Description of the task: Pictures are not part of the copy; repeat everything else in the records exactly.

━━ Dataset records ━━

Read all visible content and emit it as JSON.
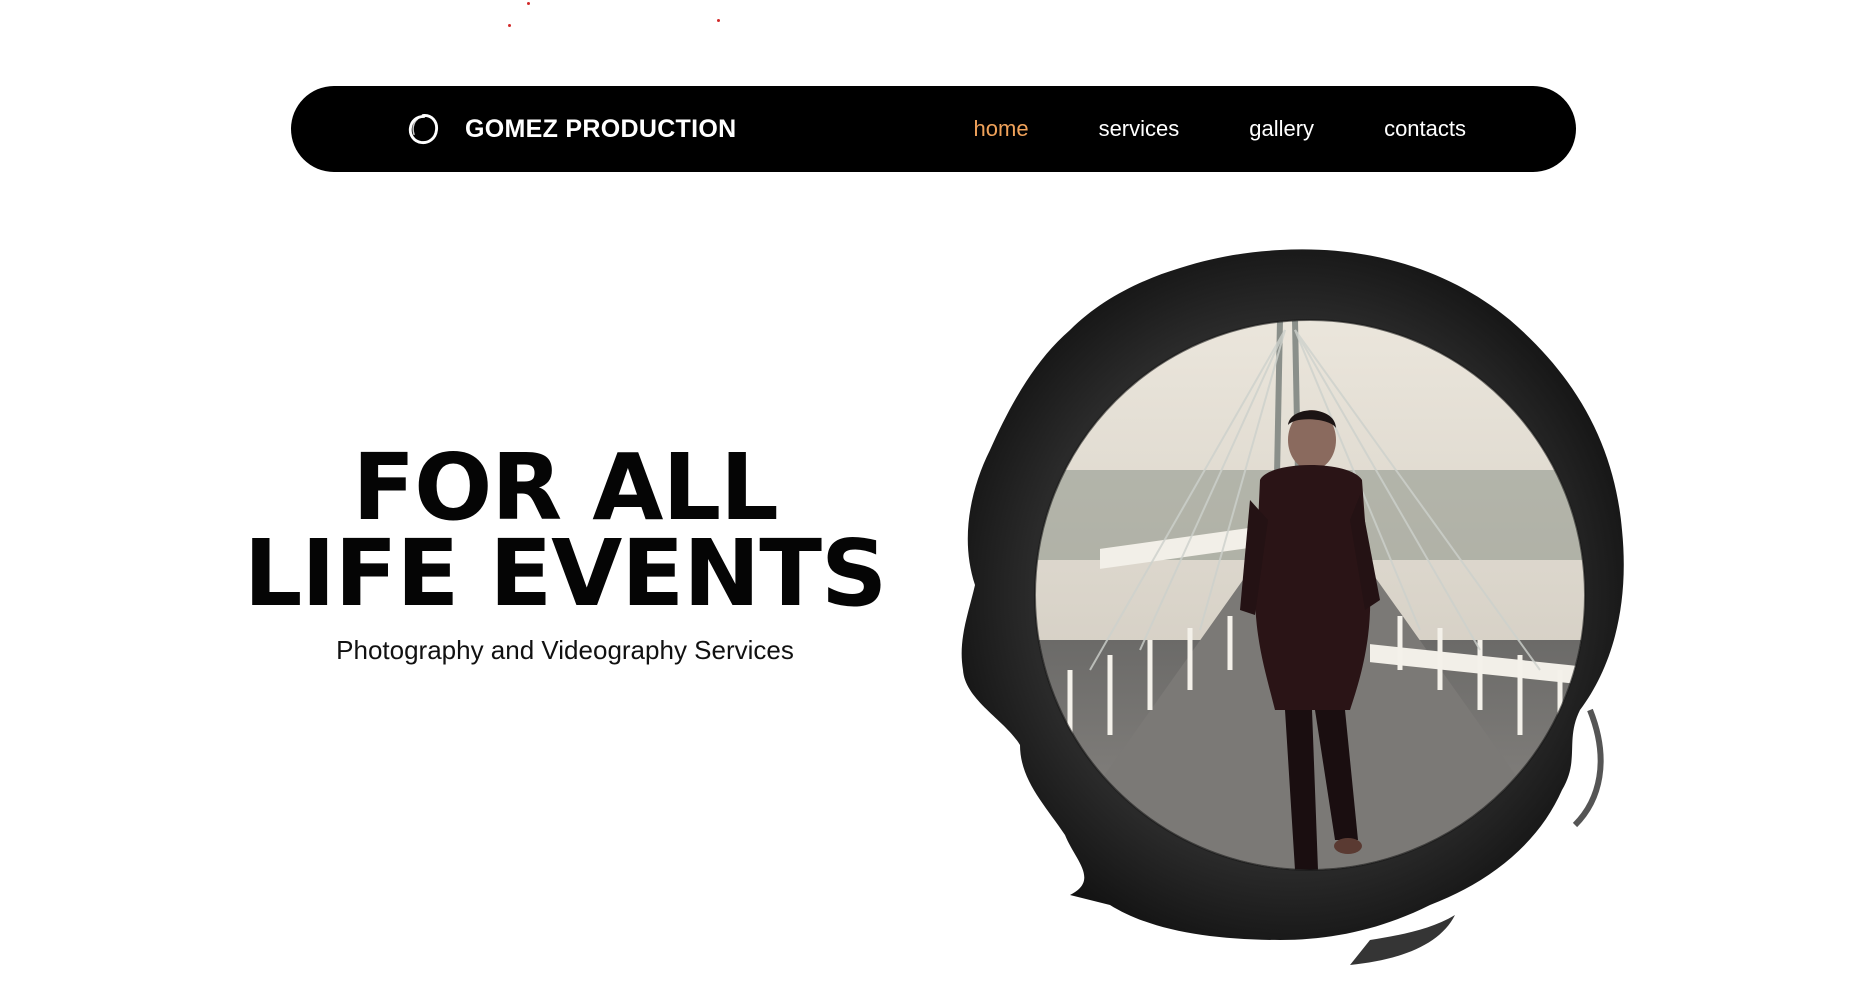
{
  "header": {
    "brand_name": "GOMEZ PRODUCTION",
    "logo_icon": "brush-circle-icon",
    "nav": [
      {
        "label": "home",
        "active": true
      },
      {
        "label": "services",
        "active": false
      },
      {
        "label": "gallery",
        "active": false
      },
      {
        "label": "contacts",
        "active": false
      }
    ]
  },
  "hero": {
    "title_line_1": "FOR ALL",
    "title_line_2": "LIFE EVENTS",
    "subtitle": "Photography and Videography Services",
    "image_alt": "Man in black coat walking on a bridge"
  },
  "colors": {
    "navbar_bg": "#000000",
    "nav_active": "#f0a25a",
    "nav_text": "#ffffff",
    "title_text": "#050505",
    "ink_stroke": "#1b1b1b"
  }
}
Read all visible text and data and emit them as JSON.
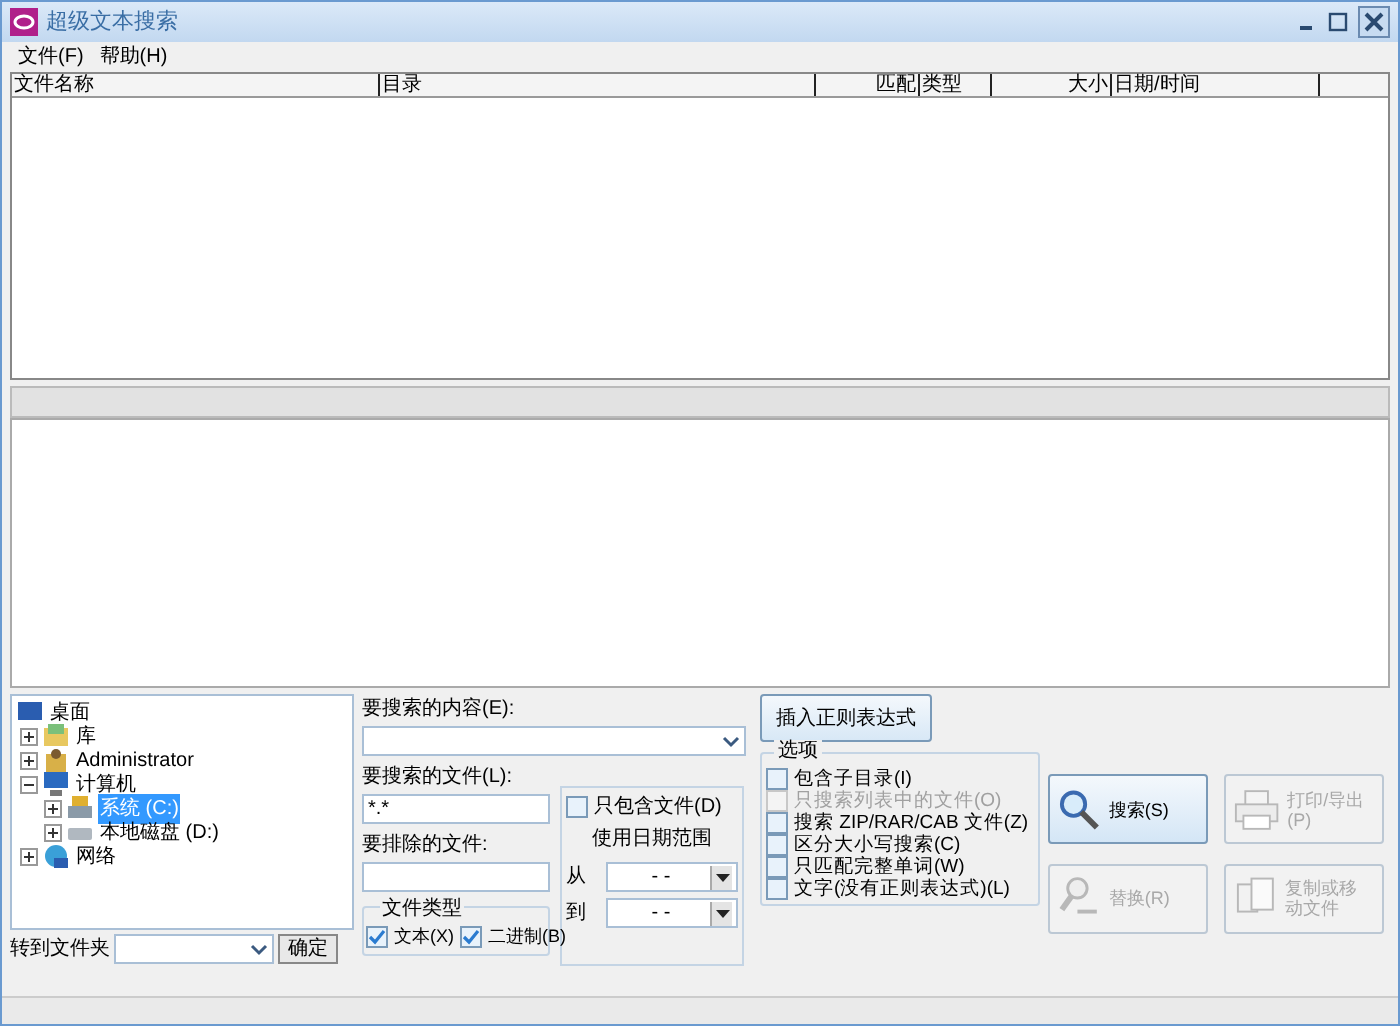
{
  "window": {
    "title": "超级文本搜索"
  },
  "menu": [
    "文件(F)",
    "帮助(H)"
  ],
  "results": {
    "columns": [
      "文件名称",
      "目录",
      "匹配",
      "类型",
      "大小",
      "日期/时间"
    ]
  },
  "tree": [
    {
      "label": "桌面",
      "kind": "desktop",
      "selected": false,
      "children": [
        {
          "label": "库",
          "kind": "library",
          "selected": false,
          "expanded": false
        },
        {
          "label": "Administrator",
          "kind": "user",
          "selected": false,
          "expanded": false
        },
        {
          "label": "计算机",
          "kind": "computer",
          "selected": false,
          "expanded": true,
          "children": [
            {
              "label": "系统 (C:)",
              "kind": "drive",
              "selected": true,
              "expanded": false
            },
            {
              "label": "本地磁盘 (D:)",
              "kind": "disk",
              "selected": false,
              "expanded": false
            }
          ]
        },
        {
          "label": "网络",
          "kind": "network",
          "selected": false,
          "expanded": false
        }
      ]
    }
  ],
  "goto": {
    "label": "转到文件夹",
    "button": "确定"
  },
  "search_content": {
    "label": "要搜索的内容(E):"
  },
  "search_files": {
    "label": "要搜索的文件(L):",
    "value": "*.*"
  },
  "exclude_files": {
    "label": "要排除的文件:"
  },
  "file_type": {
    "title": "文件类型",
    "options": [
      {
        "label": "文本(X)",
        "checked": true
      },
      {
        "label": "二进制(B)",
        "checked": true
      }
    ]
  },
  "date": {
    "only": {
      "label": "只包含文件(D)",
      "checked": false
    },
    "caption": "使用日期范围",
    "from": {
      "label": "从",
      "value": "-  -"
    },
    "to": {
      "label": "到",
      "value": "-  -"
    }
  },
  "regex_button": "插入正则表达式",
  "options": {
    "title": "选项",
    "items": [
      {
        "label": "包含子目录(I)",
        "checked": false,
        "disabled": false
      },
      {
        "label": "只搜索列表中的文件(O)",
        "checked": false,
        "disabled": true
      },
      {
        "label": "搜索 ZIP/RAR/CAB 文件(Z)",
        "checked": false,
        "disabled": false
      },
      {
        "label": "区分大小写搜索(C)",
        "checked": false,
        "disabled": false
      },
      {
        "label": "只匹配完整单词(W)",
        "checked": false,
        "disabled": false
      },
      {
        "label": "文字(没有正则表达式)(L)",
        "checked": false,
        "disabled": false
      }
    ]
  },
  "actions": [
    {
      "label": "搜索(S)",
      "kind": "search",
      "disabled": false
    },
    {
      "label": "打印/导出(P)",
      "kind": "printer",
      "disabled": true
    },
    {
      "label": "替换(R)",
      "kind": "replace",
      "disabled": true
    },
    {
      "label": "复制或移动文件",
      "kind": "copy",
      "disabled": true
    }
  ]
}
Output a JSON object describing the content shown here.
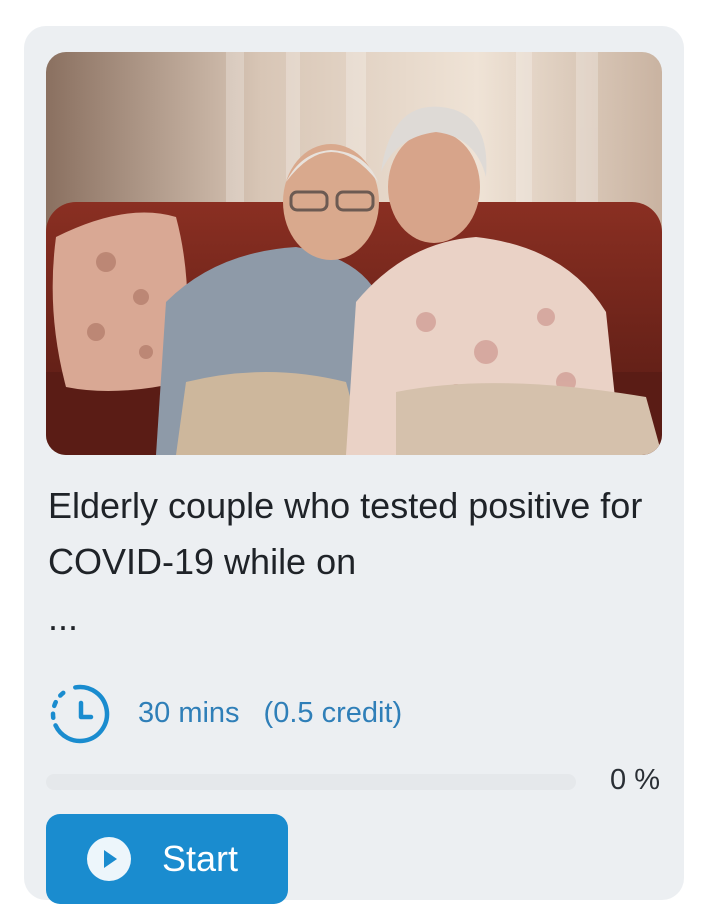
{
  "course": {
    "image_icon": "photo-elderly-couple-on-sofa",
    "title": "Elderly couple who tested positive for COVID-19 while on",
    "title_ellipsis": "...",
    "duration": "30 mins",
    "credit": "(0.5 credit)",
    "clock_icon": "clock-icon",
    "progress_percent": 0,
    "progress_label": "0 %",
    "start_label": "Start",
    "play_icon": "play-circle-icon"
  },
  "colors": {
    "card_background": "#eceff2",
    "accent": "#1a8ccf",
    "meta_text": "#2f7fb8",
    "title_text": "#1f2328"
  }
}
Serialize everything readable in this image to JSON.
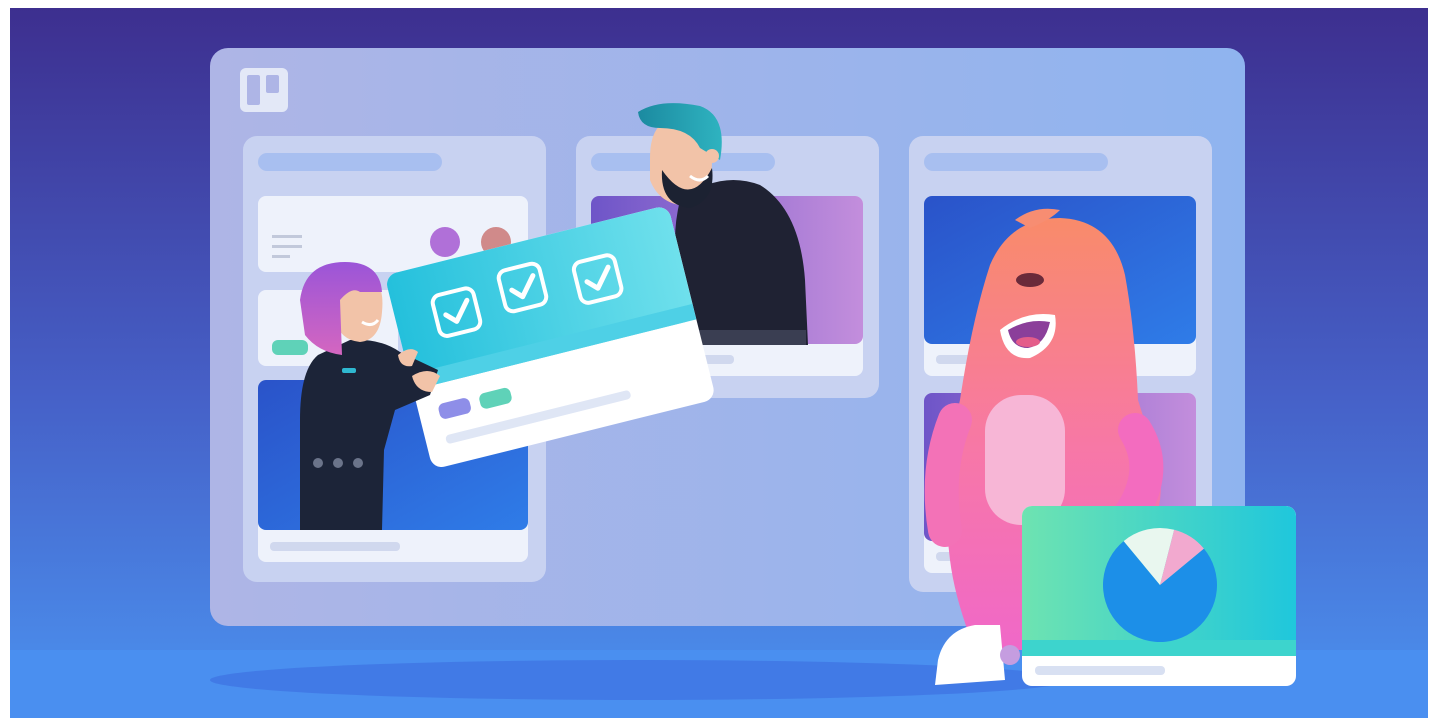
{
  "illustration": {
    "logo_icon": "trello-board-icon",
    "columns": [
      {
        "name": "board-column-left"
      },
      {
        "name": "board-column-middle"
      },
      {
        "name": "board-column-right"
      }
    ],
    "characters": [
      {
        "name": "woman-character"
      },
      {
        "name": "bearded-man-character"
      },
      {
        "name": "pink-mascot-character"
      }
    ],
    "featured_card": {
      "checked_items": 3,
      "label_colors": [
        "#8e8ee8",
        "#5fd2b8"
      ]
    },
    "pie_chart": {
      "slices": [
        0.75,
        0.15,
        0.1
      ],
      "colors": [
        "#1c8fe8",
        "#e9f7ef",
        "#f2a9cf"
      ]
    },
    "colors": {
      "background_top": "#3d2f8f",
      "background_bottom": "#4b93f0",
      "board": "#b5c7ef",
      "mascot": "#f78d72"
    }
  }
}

━━━

Written answer:
Read all visible content and emit it as JSON.
{
  "header": {
    "brand_name": "GOMEZ PRODUCTION",
    "logo_icon": "brush-circle-icon",
    "nav": [
      {
        "label": "home",
        "active": true
      },
      {
        "label": "services",
        "active": false
      },
      {
        "label": "gallery",
        "active": false
      },
      {
        "label": "contacts",
        "active": false
      }
    ]
  },
  "hero": {
    "title_line_1": "FOR ALL",
    "title_line_2": "LIFE EVENTS",
    "subtitle": "Photography and Videography Services",
    "image_alt": "Man in black coat walking on a bridge"
  },
  "colors": {
    "navbar_bg": "#000000",
    "nav_active": "#f0a25a",
    "nav_text": "#ffffff",
    "title_text": "#050505",
    "ink_stroke": "#1b1b1b"
  }
}
Read all visible text and data and emit them as JSON.
{
  "window": {
    "title": "超级文本搜索"
  },
  "menu": [
    "文件(F)",
    "帮助(H)"
  ],
  "results": {
    "columns": [
      "文件名称",
      "目录",
      "匹配",
      "类型",
      "大小",
      "日期/时间"
    ]
  },
  "tree": [
    {
      "label": "桌面",
      "kind": "desktop",
      "selected": false,
      "children": [
        {
          "label": "库",
          "kind": "library",
          "selected": false,
          "expanded": false
        },
        {
          "label": "Administrator",
          "kind": "user",
          "selected": false,
          "expanded": false
        },
        {
          "label": "计算机",
          "kind": "computer",
          "selected": false,
          "expanded": true,
          "children": [
            {
              "label": "系统 (C:)",
              "kind": "drive",
              "selected": true,
              "expanded": false
            },
            {
              "label": "本地磁盘 (D:)",
              "kind": "disk",
              "selected": false,
              "expanded": false
            }
          ]
        },
        {
          "label": "网络",
          "kind": "network",
          "selected": false,
          "expanded": false
        }
      ]
    }
  ],
  "goto": {
    "label": "转到文件夹",
    "button": "确定"
  },
  "search_content": {
    "label": "要搜索的内容(E):"
  },
  "search_files": {
    "label": "要搜索的文件(L):",
    "value": "*.*"
  },
  "exclude_files": {
    "label": "要排除的文件:"
  },
  "file_type": {
    "title": "文件类型",
    "options": [
      {
        "label": "文本(X)",
        "checked": true
      },
      {
        "label": "二进制(B)",
        "checked": true
      }
    ]
  },
  "date": {
    "only": {
      "label": "只包含文件(D)",
      "checked": false
    },
    "caption": "使用日期范围",
    "from": {
      "label": "从",
      "value": "-  -"
    },
    "to": {
      "label": "到",
      "value": "-  -"
    }
  },
  "regex_button": "插入正则表达式",
  "options": {
    "title": "选项",
    "items": [
      {
        "label": "包含子目录(I)",
        "checked": false,
        "disabled": false
      },
      {
        "label": "只搜索列表中的文件(O)",
        "checked": false,
        "disabled": true
      },
      {
        "label": "搜索 ZIP/RAR/CAB 文件(Z)",
        "checked": false,
        "disabled": false
      },
      {
        "label": "区分大小写搜索(C)",
        "checked": false,
        "disabled": false
      },
      {
        "label": "只匹配完整单词(W)",
        "checked": false,
        "disabled": false
      },
      {
        "label": "文字(没有正则表达式)(L)",
        "checked": false,
        "disabled": false
      }
    ]
  },
  "actions": [
    {
      "label": "搜索(S)",
      "kind": "search",
      "disabled": false
    },
    {
      "label": "打印/导出(P)",
      "kind": "printer",
      "disabled": true
    },
    {
      "label": "替换(R)",
      "kind": "replace",
      "disabled": true
    },
    {
      "label": "复制或移动文件",
      "kind": "copy",
      "disabled": true
    }
  ]
}
Output a JSON object describing the content shown here.
{
  "course": {
    "image_icon": "photo-elderly-couple-on-sofa",
    "title": "Elderly couple who tested positive for COVID-19 while on",
    "title_ellipsis": "...",
    "duration": "30 mins",
    "credit": "(0.5 credit)",
    "clock_icon": "clock-icon",
    "progress_percent": 0,
    "progress_label": "0 %",
    "start_label": "Start",
    "play_icon": "play-circle-icon"
  },
  "colors": {
    "card_background": "#eceff2",
    "accent": "#1a8ccf",
    "meta_text": "#2f7fb8",
    "title_text": "#1f2328"
  }
}
Serialize everything readable in this image to JSON.
{
  "illustration": {
    "logo_icon": "trello-board-icon",
    "columns": [
      {
        "name": "board-column-left"
      },
      {
        "name": "board-column-middle"
      },
      {
        "name": "board-column-right"
      }
    ],
    "characters": [
      {
        "name": "woman-character"
      },
      {
        "name": "bearded-man-character"
      },
      {
        "name": "pink-mascot-character"
      }
    ],
    "featured_card": {
      "checked_items": 3,
      "label_colors": [
        "#8e8ee8",
        "#5fd2b8"
      ]
    },
    "pie_chart": {
      "slices": [
        0.75,
        0.15,
        0.1
      ],
      "colors": [
        "#1c8fe8",
        "#e9f7ef",
        "#f2a9cf"
      ]
    },
    "colors": {
      "background_top": "#3d2f8f",
      "background_bottom": "#4b93f0",
      "board": "#b5c7ef",
      "mascot": "#f78d72"
    }
  }
}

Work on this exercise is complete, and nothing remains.